:: Your goal ::
Scan the records and identify every line in which the string "screwdriver" occurs, then return those lines.

:: Rows ::

+===+

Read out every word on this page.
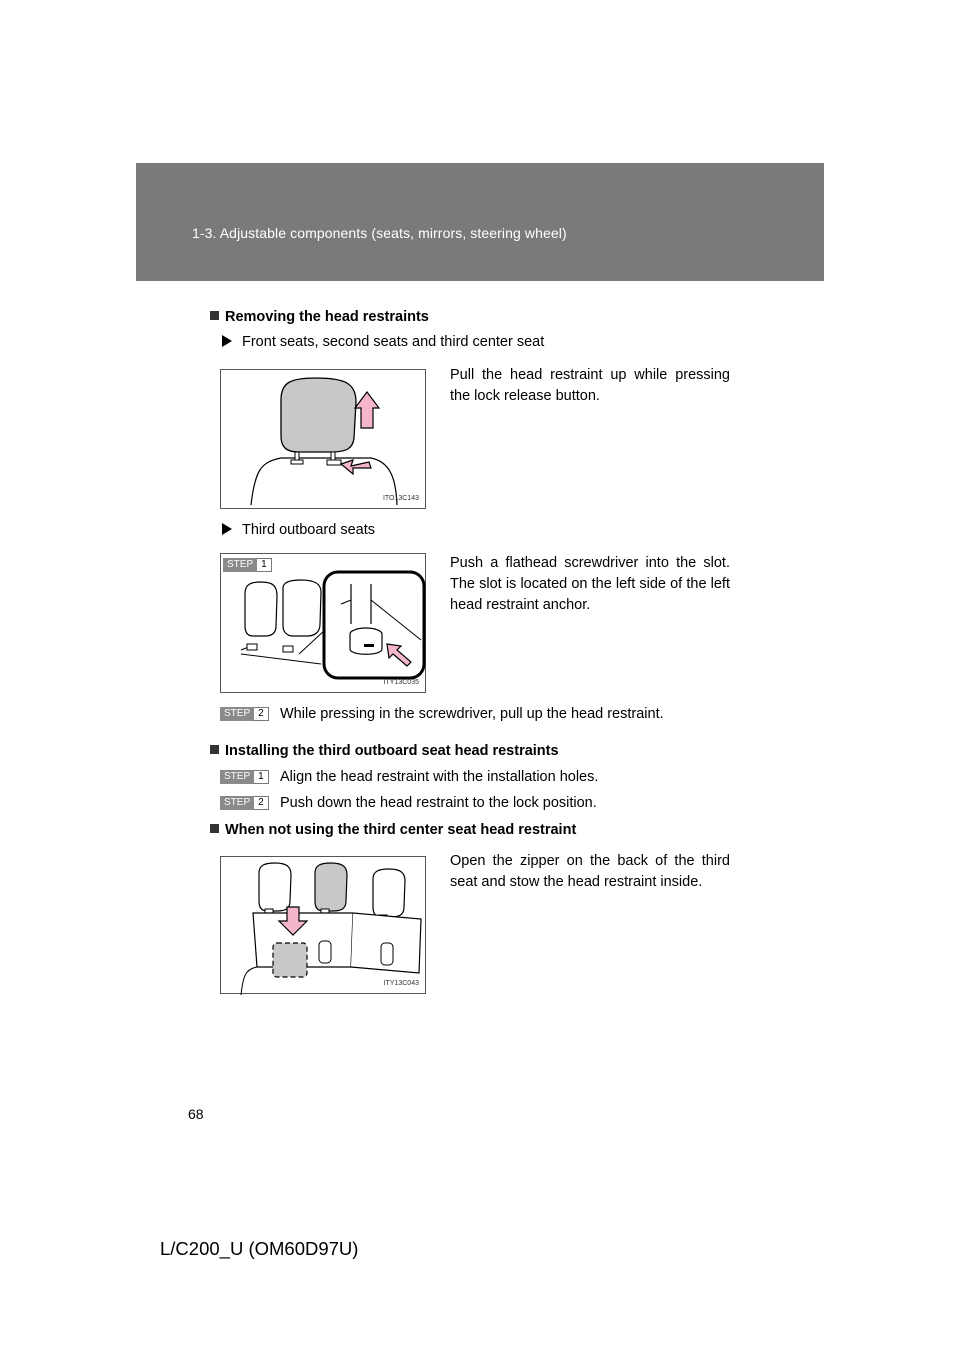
1-3. Adjustable components (seats, mirrors, steering wheel)
Removing the head restraints
Front seats, second seats and third center seat
ITO13C143
Pull the head restraint up while pressing the lock release button.
Third outboard seats
STEP 1
ITY13C035
Push a flathead screwdriver into the slot. The slot is located on the left side of the left head restraint anchor.
STEP 2	While pressing in the screwdriver, pull up the head restraint.
Installing the third outboard seat head restraints
STEP 1	Align the head restraint with the installation holes.
STEP 2	Push down the head restraint to the lock position.
When not using the third center seat head restraint
ITY13C043
Open the zipper on the back of the third seat and stow the head restraint inside.
68
L/C200_U (OM60D97U)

+===+

:: Written reply ::
Push a flathead screwdriver into the slot. The slot is located on the left side of the left head restraint anchor.
STEP 2	While pressing in the screwdriver, pull up the head restraint.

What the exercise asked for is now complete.